_The task_.
Determine how many lines carry the word "Rate". Output that number only.

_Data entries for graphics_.
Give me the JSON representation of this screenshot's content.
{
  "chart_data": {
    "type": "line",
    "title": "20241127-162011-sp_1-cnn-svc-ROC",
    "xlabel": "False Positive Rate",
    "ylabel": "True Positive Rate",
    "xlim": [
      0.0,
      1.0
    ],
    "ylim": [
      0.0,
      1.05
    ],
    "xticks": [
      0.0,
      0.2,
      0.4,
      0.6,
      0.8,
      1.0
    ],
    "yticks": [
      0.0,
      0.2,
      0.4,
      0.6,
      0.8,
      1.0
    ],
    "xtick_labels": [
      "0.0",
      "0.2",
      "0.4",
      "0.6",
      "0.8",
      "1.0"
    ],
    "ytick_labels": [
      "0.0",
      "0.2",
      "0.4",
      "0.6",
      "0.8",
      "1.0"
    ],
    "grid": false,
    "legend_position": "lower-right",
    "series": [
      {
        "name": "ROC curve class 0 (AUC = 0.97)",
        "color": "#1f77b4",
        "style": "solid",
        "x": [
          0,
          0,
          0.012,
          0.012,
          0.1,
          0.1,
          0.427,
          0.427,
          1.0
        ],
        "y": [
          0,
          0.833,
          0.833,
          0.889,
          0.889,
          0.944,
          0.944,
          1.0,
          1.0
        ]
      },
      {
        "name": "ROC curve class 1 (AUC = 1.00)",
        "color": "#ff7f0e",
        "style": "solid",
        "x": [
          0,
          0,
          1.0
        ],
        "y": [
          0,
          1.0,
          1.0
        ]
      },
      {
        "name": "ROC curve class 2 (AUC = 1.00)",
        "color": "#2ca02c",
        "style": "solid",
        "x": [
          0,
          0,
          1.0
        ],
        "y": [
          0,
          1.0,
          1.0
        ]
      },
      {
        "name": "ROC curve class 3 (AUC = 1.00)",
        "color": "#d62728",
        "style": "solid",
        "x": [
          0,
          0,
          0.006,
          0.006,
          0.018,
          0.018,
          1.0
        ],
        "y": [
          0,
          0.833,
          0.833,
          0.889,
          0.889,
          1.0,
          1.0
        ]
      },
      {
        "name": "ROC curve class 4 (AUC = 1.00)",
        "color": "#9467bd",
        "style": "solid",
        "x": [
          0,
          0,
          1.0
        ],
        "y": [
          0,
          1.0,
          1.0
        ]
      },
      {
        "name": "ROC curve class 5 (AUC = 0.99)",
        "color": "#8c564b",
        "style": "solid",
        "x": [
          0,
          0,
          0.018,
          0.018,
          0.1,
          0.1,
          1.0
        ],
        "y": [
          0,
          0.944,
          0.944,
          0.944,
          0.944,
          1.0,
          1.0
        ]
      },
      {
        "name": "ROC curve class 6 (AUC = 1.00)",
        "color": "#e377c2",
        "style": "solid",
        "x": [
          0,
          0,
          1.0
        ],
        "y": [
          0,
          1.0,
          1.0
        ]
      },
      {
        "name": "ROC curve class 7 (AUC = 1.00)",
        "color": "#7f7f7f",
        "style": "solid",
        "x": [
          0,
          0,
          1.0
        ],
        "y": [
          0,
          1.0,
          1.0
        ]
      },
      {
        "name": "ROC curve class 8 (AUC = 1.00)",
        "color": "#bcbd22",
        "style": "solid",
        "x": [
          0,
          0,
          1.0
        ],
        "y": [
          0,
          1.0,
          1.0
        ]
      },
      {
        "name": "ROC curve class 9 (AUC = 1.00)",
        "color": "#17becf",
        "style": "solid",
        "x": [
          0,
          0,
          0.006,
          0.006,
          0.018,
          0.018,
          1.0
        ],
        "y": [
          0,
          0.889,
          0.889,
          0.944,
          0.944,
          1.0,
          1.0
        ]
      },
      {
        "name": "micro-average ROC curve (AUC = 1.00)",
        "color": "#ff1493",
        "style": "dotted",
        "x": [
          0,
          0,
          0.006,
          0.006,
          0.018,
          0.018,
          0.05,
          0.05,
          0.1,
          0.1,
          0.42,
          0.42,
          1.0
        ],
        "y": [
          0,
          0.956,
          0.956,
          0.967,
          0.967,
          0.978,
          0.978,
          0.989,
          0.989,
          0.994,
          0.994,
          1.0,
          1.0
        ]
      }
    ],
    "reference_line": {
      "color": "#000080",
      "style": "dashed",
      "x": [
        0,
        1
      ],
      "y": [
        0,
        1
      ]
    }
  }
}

_Result_.
2